Your task is to give the data again, exactly, with every line intact.

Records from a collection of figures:
* START *
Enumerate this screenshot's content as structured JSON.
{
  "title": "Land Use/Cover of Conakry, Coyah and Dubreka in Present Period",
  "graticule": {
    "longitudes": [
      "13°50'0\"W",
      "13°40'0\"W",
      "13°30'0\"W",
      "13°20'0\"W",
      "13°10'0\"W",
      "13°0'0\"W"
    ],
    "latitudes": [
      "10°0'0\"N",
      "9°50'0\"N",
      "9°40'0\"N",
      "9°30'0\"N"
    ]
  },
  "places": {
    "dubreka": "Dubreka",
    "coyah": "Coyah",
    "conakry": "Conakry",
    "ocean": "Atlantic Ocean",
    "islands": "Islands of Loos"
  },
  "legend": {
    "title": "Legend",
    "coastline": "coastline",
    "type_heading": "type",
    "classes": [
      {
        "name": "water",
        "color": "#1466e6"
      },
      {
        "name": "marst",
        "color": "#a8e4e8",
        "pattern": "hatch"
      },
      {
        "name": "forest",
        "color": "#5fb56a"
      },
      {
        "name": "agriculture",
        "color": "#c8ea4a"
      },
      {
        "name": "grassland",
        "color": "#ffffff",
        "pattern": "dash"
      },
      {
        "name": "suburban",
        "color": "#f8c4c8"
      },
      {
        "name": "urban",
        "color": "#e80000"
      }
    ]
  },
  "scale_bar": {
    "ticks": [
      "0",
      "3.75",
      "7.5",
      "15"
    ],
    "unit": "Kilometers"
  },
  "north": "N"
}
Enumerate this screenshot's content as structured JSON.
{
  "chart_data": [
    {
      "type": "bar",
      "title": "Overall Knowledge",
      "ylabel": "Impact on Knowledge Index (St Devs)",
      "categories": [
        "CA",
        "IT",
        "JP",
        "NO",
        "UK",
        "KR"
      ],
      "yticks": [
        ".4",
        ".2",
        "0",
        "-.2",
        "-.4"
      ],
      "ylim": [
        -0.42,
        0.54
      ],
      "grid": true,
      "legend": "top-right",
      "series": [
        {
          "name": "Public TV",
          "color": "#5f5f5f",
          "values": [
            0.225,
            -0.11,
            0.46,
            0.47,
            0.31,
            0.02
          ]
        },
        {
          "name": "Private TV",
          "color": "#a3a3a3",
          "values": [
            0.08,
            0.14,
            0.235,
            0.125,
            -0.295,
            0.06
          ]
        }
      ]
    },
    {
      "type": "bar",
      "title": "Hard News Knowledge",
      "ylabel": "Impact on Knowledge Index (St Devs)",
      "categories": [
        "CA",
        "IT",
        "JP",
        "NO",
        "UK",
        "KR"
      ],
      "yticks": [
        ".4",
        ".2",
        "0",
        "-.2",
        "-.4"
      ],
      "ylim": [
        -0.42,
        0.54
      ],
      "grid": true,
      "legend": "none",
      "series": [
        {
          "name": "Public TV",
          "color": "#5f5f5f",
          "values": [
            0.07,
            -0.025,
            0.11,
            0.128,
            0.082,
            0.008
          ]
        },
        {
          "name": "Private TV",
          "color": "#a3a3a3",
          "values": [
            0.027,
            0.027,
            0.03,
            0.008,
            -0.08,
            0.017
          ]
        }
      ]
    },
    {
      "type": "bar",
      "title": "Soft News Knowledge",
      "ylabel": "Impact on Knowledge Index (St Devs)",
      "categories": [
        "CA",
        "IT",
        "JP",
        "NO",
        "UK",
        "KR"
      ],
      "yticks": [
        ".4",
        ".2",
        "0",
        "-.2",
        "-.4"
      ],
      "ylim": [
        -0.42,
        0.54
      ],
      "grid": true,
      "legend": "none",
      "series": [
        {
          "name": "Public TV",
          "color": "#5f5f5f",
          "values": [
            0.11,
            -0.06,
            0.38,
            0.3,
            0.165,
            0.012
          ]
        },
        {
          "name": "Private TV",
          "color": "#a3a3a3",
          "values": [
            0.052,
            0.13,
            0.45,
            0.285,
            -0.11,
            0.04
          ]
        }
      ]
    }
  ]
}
* END *
Complete answer:
Enumerate this screenshot's content as structured JSON.
{
  "title": "Land Use/Cover of Conakry, Coyah and Dubreka in Present Period",
  "graticule": {
    "longitudes": [
      "13°50'0\"W",
      "13°40'0\"W",
      "13°30'0\"W",
      "13°20'0\"W",
      "13°10'0\"W",
      "13°0'0\"W"
    ],
    "latitudes": [
      "10°0'0\"N",
      "9°50'0\"N",
      "9°40'0\"N",
      "9°30'0\"N"
    ]
  },
  "places": {
    "dubreka": "Dubreka",
    "coyah": "Coyah",
    "conakry": "Conakry",
    "ocean": "Atlantic Ocean",
    "islands": "Islands of Loos"
  },
  "legend": {
    "title": "Legend",
    "coastline": "coastline",
    "type_heading": "type",
    "classes": [
      {
        "name": "water",
        "color": "#1466e6"
      },
      {
        "name": "marst",
        "color": "#a8e4e8",
        "pattern": "hatch"
      },
      {
        "name": "forest",
        "color": "#5fb56a"
      },
      {
        "name": "agriculture",
        "color": "#c8ea4a"
      },
      {
        "name": "grassland",
        "color": "#ffffff",
        "pattern": "dash"
      },
      {
        "name": "suburban",
        "color": "#f8c4c8"
      },
      {
        "name": "urban",
        "color": "#e80000"
      }
    ]
  },
  "scale_bar": {
    "ticks": [
      "0",
      "3.75",
      "7.5",
      "15"
    ],
    "unit": "Kilometers"
  },
  "north": "N"
}
Enumerate this screenshot's content as structured JSON.
{
  "chart_data": [
    {
      "type": "bar",
      "title": "Overall Knowledge",
      "ylabel": "Impact on Knowledge Index (St Devs)",
      "categories": [
        "CA",
        "IT",
        "JP",
        "NO",
        "UK",
        "KR"
      ],
      "yticks": [
        ".4",
        ".2",
        "0",
        "-.2",
        "-.4"
      ],
      "ylim": [
        -0.42,
        0.54
      ],
      "grid": true,
      "legend": "top-right",
      "series": [
        {
          "name": "Public TV",
          "color": "#5f5f5f",
          "values": [
            0.225,
            -0.11,
            0.46,
            0.47,
            0.31,
            0.02
          ]
        },
        {
          "name": "Private TV",
          "color": "#a3a3a3",
          "values": [
            0.08,
            0.14,
            0.235,
            0.125,
            -0.295,
            0.06
          ]
        }
      ]
    },
    {
      "type": "bar",
      "title": "Hard News Knowledge",
      "ylabel": "Impact on Knowledge Index (St Devs)",
      "categories": [
        "CA",
        "IT",
        "JP",
        "NO",
        "UK",
        "KR"
      ],
      "yticks": [
        ".4",
        ".2",
        "0",
        "-.2",
        "-.4"
      ],
      "ylim": [
        -0.42,
        0.54
      ],
      "grid": true,
      "legend": "none",
      "series": [
        {
          "name": "Public TV",
          "color": "#5f5f5f",
          "values": [
            0.07,
            -0.025,
            0.11,
            0.128,
            0.082,
            0.008
          ]
        },
        {
          "name": "Private TV",
          "color": "#a3a3a3",
          "values": [
            0.027,
            0.027,
            0.03,
            0.008,
            -0.08,
            0.017
          ]
        }
      ]
    },
    {
      "type": "bar",
      "title": "Soft News Knowledge",
      "ylabel": "Impact on Knowledge Index (St Devs)",
      "categories": [
        "CA",
        "IT",
        "JP",
        "NO",
        "UK",
        "KR"
      ],
      "yticks": [
        ".4",
        ".2",
        "0",
        "-.2",
        "-.4"
      ],
      "ylim": [
        -0.42,
        0.54
      ],
      "grid": true,
      "legend": "none",
      "series": [
        {
          "name": "Public TV",
          "color": "#5f5f5f",
          "values": [
            0.11,
            -0.06,
            0.38,
            0.3,
            0.165,
            0.012
          ]
        },
        {
          "name": "Private TV",
          "color": "#a3a3a3",
          "values": [
            0.052,
            0.13,
            0.45,
            0.285,
            -0.11,
            0.04
          ]
        }
      ]
    }
  ]
}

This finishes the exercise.